Output each entry verbatim and exclude every picture from it.

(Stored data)
* START *
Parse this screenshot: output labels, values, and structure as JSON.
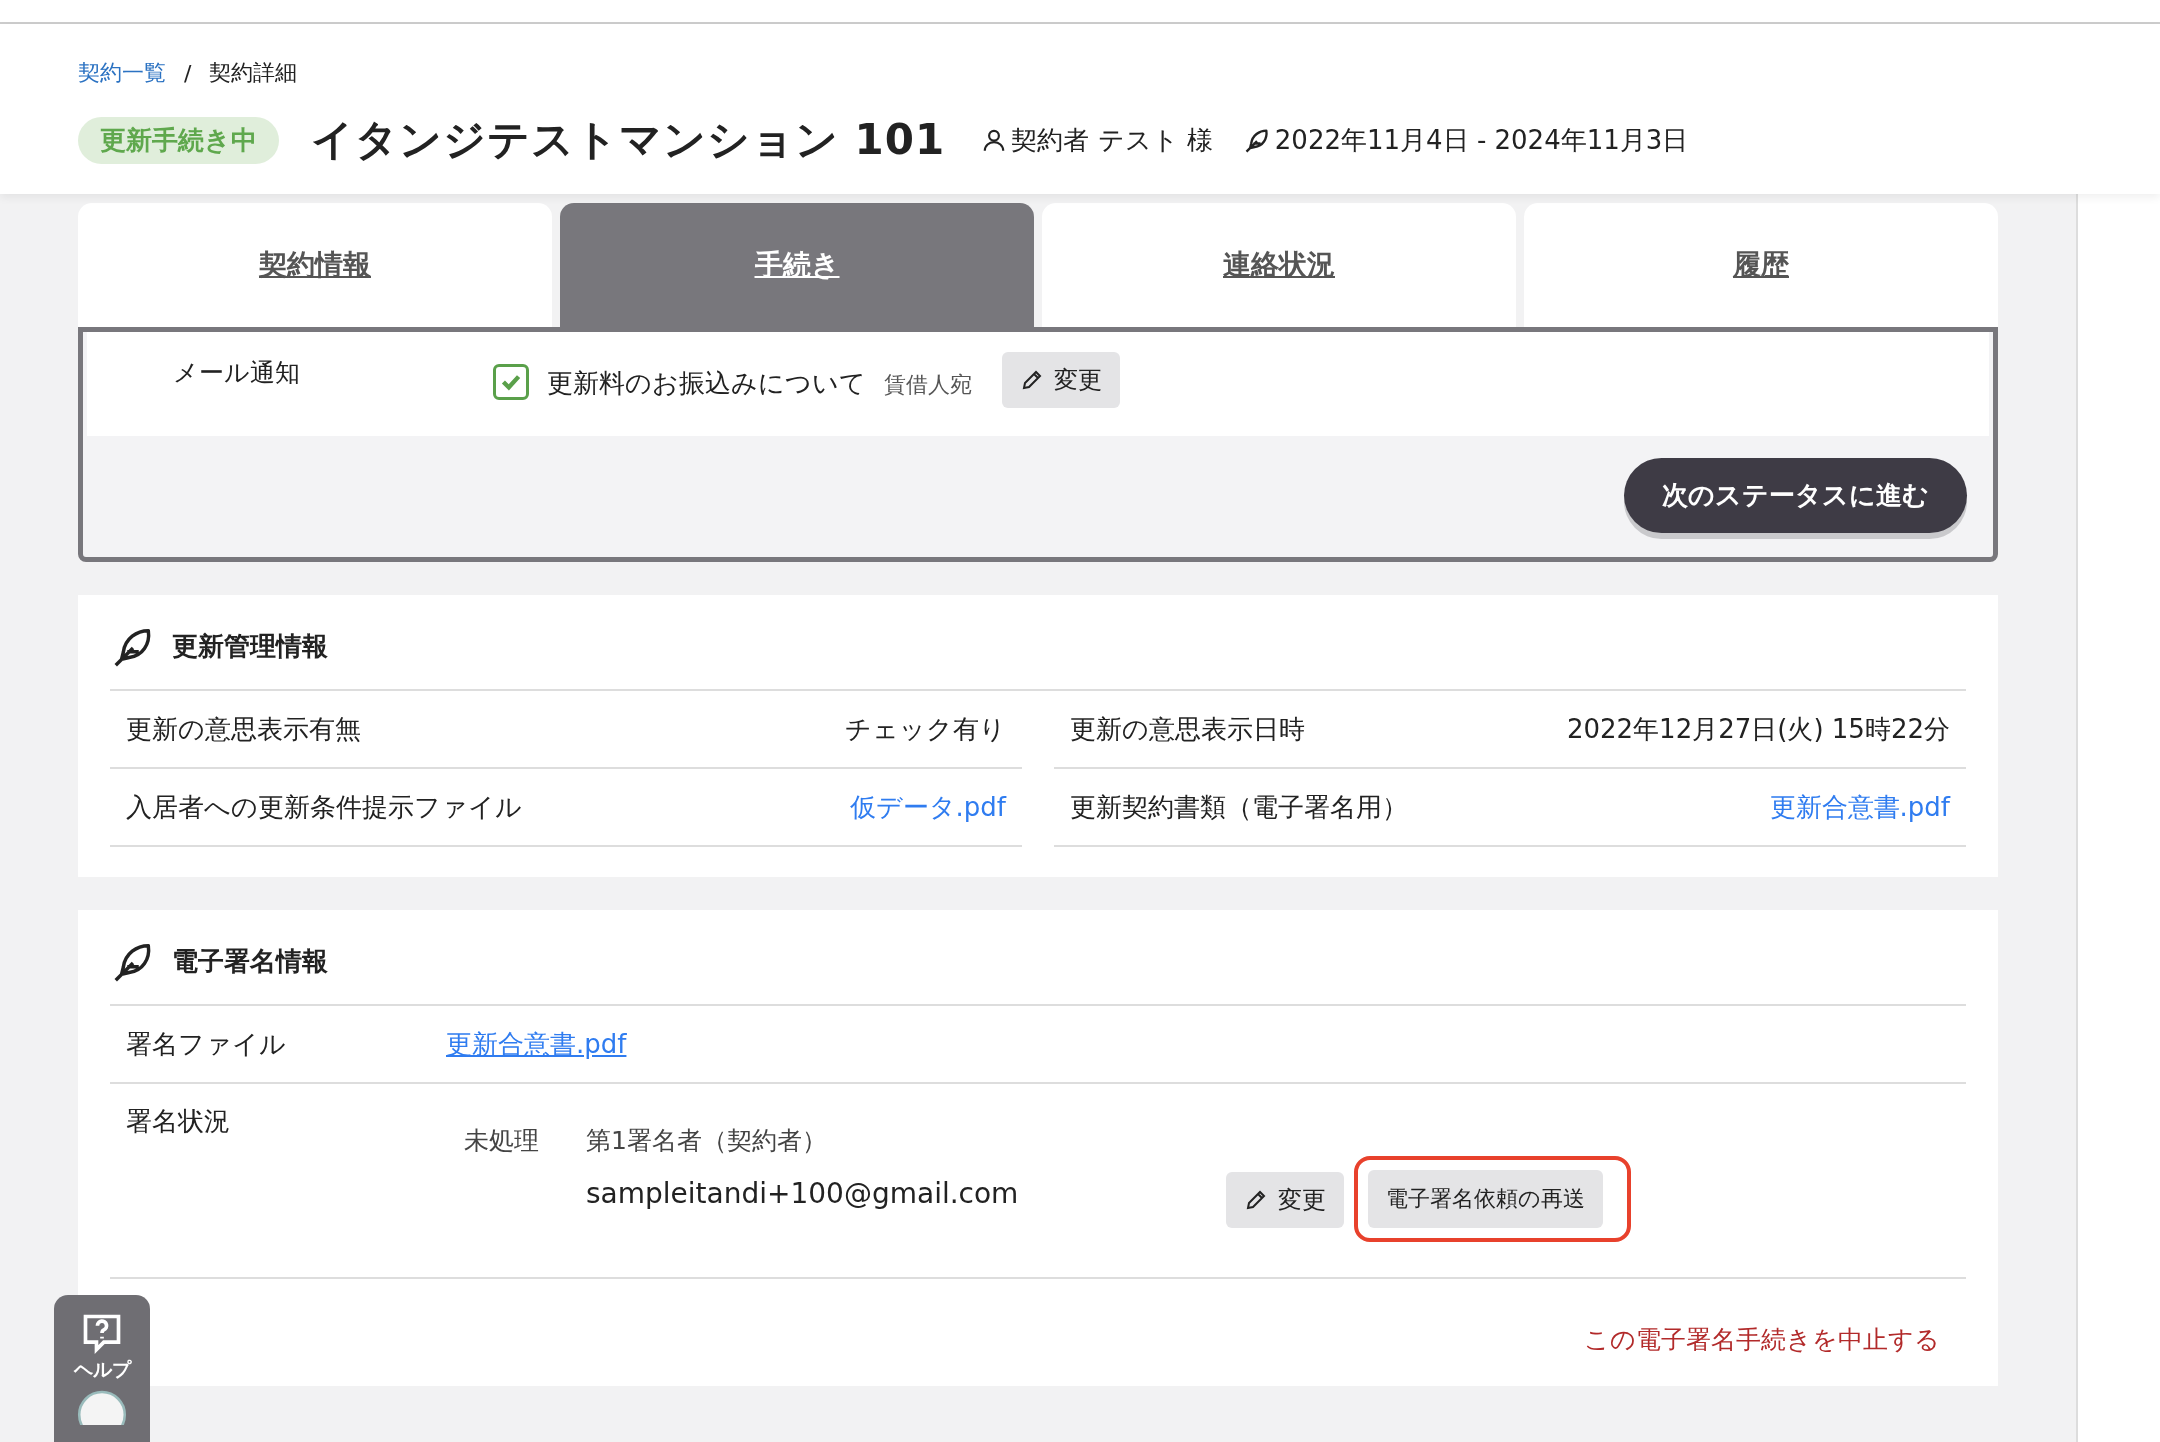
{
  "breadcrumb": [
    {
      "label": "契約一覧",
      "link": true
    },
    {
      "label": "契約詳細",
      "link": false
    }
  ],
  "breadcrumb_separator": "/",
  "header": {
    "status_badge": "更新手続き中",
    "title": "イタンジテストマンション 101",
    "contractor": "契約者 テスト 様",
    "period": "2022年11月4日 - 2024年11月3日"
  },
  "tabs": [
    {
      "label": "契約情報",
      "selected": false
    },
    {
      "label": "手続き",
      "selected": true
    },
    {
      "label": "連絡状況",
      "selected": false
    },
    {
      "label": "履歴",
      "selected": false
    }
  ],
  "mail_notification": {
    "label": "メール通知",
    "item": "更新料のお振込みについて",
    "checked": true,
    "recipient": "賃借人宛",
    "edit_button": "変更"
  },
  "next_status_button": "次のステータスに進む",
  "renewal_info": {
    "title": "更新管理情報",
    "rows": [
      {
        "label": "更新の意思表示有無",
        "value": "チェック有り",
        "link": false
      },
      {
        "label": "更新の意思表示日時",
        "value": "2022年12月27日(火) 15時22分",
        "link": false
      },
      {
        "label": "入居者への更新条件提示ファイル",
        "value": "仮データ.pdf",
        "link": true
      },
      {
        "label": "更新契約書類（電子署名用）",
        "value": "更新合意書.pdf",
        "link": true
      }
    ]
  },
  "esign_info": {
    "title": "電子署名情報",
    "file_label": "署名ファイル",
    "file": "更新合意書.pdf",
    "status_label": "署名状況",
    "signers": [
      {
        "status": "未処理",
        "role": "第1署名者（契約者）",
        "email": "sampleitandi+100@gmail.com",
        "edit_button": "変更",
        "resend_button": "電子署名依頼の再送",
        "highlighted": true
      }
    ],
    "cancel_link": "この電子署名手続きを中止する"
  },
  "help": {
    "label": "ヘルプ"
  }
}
* END *
• ANSWER TO THIS EXERCISE:
Parse this screenshot: output labels, values, and structure as JSON.
{
  "breadcrumb": [
    {
      "label": "契約一覧",
      "link": true
    },
    {
      "label": "契約詳細",
      "link": false
    }
  ],
  "breadcrumb_separator": "/",
  "header": {
    "status_badge": "更新手続き中",
    "title": "イタンジテストマンション 101",
    "contractor": "契約者 テスト 様",
    "period": "2022年11月4日 - 2024年11月3日"
  },
  "tabs": [
    {
      "label": "契約情報",
      "selected": false
    },
    {
      "label": "手続き",
      "selected": true
    },
    {
      "label": "連絡状況",
      "selected": false
    },
    {
      "label": "履歴",
      "selected": false
    }
  ],
  "mail_notification": {
    "label": "メール通知",
    "item": "更新料のお振込みについて",
    "checked": true,
    "recipient": "賃借人宛",
    "edit_button": "変更"
  },
  "next_status_button": "次のステータスに進む",
  "renewal_info": {
    "title": "更新管理情報",
    "rows": [
      {
        "label": "更新の意思表示有無",
        "value": "チェック有り",
        "link": false
      },
      {
        "label": "更新の意思表示日時",
        "value": "2022年12月27日(火) 15時22分",
        "link": false
      },
      {
        "label": "入居者への更新条件提示ファイル",
        "value": "仮データ.pdf",
        "link": true
      },
      {
        "label": "更新契約書類（電子署名用）",
        "value": "更新合意書.pdf",
        "link": true
      }
    ]
  },
  "esign_info": {
    "title": "電子署名情報",
    "file_label": "署名ファイル",
    "file": "更新合意書.pdf",
    "status_label": "署名状況",
    "signers": [
      {
        "status": "未処理",
        "role": "第1署名者（契約者）",
        "email": "sampleitandi+100@gmail.com",
        "edit_button": "変更",
        "resend_button": "電子署名依頼の再送",
        "highlighted": true
      }
    ],
    "cancel_link": "この電子署名手続きを中止する"
  },
  "help": {
    "label": "ヘルプ"
  }
}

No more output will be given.